Exercise directions: Copy each entry as it stands, leaving nothing out.

The data:
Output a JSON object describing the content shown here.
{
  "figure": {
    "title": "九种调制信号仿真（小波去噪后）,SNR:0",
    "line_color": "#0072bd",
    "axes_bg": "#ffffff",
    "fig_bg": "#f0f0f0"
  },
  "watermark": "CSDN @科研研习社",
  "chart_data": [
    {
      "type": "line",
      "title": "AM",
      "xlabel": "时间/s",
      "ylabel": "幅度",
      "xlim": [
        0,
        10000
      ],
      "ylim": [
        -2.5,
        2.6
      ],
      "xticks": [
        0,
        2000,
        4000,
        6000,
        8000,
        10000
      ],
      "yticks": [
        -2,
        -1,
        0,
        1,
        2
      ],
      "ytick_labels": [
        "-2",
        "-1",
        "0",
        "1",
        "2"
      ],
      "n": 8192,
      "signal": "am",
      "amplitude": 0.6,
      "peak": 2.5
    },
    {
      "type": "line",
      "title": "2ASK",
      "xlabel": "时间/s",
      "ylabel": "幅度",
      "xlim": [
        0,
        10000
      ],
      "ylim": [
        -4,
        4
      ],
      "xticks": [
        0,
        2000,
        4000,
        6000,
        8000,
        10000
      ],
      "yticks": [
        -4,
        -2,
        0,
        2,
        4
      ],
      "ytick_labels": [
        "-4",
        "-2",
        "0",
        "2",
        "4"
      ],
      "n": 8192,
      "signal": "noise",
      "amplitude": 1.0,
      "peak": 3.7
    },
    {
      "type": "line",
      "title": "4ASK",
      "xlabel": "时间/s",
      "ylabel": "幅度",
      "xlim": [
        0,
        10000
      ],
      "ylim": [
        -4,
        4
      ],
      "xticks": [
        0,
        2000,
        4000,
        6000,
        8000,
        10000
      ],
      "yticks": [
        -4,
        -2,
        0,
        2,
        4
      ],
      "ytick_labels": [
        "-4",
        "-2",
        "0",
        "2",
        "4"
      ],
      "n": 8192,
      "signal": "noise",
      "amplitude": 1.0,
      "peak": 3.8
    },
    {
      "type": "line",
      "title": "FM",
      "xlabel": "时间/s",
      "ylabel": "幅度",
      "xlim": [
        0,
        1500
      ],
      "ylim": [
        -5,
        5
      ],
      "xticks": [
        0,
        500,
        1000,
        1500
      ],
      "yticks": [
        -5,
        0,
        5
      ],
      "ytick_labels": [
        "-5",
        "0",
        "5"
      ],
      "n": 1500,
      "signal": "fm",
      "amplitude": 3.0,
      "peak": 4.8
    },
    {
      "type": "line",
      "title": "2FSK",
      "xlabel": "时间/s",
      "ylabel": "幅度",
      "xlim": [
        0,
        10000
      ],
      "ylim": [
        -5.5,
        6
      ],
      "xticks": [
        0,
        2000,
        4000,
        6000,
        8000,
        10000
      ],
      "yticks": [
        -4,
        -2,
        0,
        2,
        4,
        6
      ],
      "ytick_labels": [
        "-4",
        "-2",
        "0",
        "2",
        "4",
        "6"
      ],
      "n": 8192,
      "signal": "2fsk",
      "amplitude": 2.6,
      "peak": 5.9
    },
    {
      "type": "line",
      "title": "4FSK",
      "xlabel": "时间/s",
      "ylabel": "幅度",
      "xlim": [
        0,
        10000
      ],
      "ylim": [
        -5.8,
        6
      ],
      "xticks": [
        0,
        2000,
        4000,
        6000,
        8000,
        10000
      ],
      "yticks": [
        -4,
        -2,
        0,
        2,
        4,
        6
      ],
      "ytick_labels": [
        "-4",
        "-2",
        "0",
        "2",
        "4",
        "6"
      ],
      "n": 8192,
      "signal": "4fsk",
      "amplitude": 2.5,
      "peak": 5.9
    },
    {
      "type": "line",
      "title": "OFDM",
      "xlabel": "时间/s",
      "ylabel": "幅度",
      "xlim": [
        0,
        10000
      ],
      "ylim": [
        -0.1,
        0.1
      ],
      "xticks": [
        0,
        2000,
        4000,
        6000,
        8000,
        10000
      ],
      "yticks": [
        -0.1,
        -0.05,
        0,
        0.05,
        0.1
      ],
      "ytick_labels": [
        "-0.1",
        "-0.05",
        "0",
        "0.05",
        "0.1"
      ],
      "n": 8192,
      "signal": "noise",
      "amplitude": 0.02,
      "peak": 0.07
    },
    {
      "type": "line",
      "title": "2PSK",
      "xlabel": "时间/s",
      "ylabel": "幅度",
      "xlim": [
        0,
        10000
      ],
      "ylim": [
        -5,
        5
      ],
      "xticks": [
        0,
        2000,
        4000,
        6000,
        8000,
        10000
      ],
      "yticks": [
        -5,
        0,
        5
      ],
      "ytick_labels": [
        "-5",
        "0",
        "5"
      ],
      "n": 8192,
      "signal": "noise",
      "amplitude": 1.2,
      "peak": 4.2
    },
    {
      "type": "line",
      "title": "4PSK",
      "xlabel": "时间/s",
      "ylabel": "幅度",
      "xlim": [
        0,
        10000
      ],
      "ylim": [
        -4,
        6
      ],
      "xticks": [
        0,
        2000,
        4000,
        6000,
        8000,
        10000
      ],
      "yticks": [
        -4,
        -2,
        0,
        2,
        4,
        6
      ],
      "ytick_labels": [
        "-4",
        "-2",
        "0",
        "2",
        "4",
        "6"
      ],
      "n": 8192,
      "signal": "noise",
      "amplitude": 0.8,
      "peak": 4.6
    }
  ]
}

Output for this task:
Output a JSON object describing the content shown here.
{
  "figure": {
    "title": "九种调制信号仿真（小波去噪后）,SNR:0",
    "line_color": "#0072bd",
    "axes_bg": "#ffffff",
    "fig_bg": "#f0f0f0"
  },
  "watermark": "CSDN @科研研习社",
  "chart_data": [
    {
      "type": "line",
      "title": "AM",
      "xlabel": "时间/s",
      "ylabel": "幅度",
      "xlim": [
        0,
        10000
      ],
      "ylim": [
        -2.5,
        2.6
      ],
      "xticks": [
        0,
        2000,
        4000,
        6000,
        8000,
        10000
      ],
      "yticks": [
        -2,
        -1,
        0,
        1,
        2
      ],
      "ytick_labels": [
        "-2",
        "-1",
        "0",
        "1",
        "2"
      ],
      "n": 8192,
      "signal": "am",
      "amplitude": 0.6,
      "peak": 2.5
    },
    {
      "type": "line",
      "title": "2ASK",
      "xlabel": "时间/s",
      "ylabel": "幅度",
      "xlim": [
        0,
        10000
      ],
      "ylim": [
        -4,
        4
      ],
      "xticks": [
        0,
        2000,
        4000,
        6000,
        8000,
        10000
      ],
      "yticks": [
        -4,
        -2,
        0,
        2,
        4
      ],
      "ytick_labels": [
        "-4",
        "-2",
        "0",
        "2",
        "4"
      ],
      "n": 8192,
      "signal": "noise",
      "amplitude": 1.0,
      "peak": 3.7
    },
    {
      "type": "line",
      "title": "4ASK",
      "xlabel": "时间/s",
      "ylabel": "幅度",
      "xlim": [
        0,
        10000
      ],
      "ylim": [
        -4,
        4
      ],
      "xticks": [
        0,
        2000,
        4000,
        6000,
        8000,
        10000
      ],
      "yticks": [
        -4,
        -2,
        0,
        2,
        4
      ],
      "ytick_labels": [
        "-4",
        "-2",
        "0",
        "2",
        "4"
      ],
      "n": 8192,
      "signal": "noise",
      "amplitude": 1.0,
      "peak": 3.8
    },
    {
      "type": "line",
      "title": "FM",
      "xlabel": "时间/s",
      "ylabel": "幅度",
      "xlim": [
        0,
        1500
      ],
      "ylim": [
        -5,
        5
      ],
      "xticks": [
        0,
        500,
        1000,
        1500
      ],
      "yticks": [
        -5,
        0,
        5
      ],
      "ytick_labels": [
        "-5",
        "0",
        "5"
      ],
      "n": 1500,
      "signal": "fm",
      "amplitude": 3.0,
      "peak": 4.8
    },
    {
      "type": "line",
      "title": "2FSK",
      "xlabel": "时间/s",
      "ylabel": "幅度",
      "xlim": [
        0,
        10000
      ],
      "ylim": [
        -5.5,
        6
      ],
      "xticks": [
        0,
        2000,
        4000,
        6000,
        8000,
        10000
      ],
      "yticks": [
        -4,
        -2,
        0,
        2,
        4,
        6
      ],
      "ytick_labels": [
        "-4",
        "-2",
        "0",
        "2",
        "4",
        "6"
      ],
      "n": 8192,
      "signal": "2fsk",
      "amplitude": 2.6,
      "peak": 5.9
    },
    {
      "type": "line",
      "title": "4FSK",
      "xlabel": "时间/s",
      "ylabel": "幅度",
      "xlim": [
        0,
        10000
      ],
      "ylim": [
        -5.8,
        6
      ],
      "xticks": [
        0,
        2000,
        4000,
        6000,
        8000,
        10000
      ],
      "yticks": [
        -4,
        -2,
        0,
        2,
        4,
        6
      ],
      "ytick_labels": [
        "-4",
        "-2",
        "0",
        "2",
        "4",
        "6"
      ],
      "n": 8192,
      "signal": "4fsk",
      "amplitude": 2.5,
      "peak": 5.9
    },
    {
      "type": "line",
      "title": "OFDM",
      "xlabel": "时间/s",
      "ylabel": "幅度",
      "xlim": [
        0,
        10000
      ],
      "ylim": [
        -0.1,
        0.1
      ],
      "xticks": [
        0,
        2000,
        4000,
        6000,
        8000,
        10000
      ],
      "yticks": [
        -0.1,
        -0.05,
        0,
        0.05,
        0.1
      ],
      "ytick_labels": [
        "-0.1",
        "-0.05",
        "0",
        "0.05",
        "0.1"
      ],
      "n": 8192,
      "signal": "noise",
      "amplitude": 0.02,
      "peak": 0.07
    },
    {
      "type": "line",
      "title": "2PSK",
      "xlabel": "时间/s",
      "ylabel": "幅度",
      "xlim": [
        0,
        10000
      ],
      "ylim": [
        -5,
        5
      ],
      "xticks": [
        0,
        2000,
        4000,
        6000,
        8000,
        10000
      ],
      "yticks": [
        -5,
        0,
        5
      ],
      "ytick_labels": [
        "-5",
        "0",
        "5"
      ],
      "n": 8192,
      "signal": "noise",
      "amplitude": 1.2,
      "peak": 4.2
    },
    {
      "type": "line",
      "title": "4PSK",
      "xlabel": "时间/s",
      "ylabel": "幅度",
      "xlim": [
        0,
        10000
      ],
      "ylim": [
        -4,
        6
      ],
      "xticks": [
        0,
        2000,
        4000,
        6000,
        8000,
        10000
      ],
      "yticks": [
        -4,
        -2,
        0,
        2,
        4,
        6
      ],
      "ytick_labels": [
        "-4",
        "-2",
        "0",
        "2",
        "4",
        "6"
      ],
      "n": 8192,
      "signal": "noise",
      "amplitude": 0.8,
      "peak": 4.6
    }
  ]
}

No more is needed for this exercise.